-- The exercise --
Update the records below by replacing "image" with "screenshot" and leaving every other line unchanged.

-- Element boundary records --
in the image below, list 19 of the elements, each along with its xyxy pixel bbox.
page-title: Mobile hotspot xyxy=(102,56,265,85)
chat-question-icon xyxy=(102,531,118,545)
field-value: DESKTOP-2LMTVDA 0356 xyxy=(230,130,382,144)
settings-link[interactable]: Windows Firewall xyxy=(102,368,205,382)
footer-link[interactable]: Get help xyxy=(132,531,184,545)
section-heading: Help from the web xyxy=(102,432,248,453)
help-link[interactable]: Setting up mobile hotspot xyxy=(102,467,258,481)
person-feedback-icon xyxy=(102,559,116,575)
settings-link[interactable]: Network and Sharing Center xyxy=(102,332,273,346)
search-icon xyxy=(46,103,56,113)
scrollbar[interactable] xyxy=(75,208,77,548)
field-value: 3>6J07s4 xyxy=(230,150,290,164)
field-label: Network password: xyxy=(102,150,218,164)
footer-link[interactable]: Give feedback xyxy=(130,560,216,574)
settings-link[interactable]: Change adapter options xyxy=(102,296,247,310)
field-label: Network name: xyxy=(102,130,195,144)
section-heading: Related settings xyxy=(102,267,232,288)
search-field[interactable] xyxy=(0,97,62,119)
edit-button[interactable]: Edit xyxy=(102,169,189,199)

-- Exercise result --
in the screenshot below, list 19 of the elements, each along with its xyxy pixel bbox.
page-title: Mobile hotspot xyxy=(102,56,265,85)
chat-question-icon xyxy=(102,531,118,545)
field-value: DESKTOP-2LMTVDA 0356 xyxy=(230,130,382,144)
settings-link[interactable]: Windows Firewall xyxy=(102,368,205,382)
footer-link[interactable]: Get help xyxy=(132,531,184,545)
section-heading: Help from the web xyxy=(102,432,248,453)
help-link[interactable]: Setting up mobile hotspot xyxy=(102,467,258,481)
person-feedback-icon xyxy=(102,559,116,575)
settings-link[interactable]: Network and Sharing Center xyxy=(102,332,273,346)
search-icon xyxy=(46,103,56,113)
scrollbar[interactable] xyxy=(75,208,77,548)
field-value: 3>6J07s4 xyxy=(230,150,290,164)
field-label: Network password: xyxy=(102,150,218,164)
footer-link[interactable]: Give feedback xyxy=(130,560,216,574)
settings-link[interactable]: Change adapter options xyxy=(102,296,247,310)
field-label: Network name: xyxy=(102,130,195,144)
section-heading: Related settings xyxy=(102,267,232,288)
search-field[interactable] xyxy=(0,97,62,119)
edit-button[interactable]: Edit xyxy=(102,169,189,199)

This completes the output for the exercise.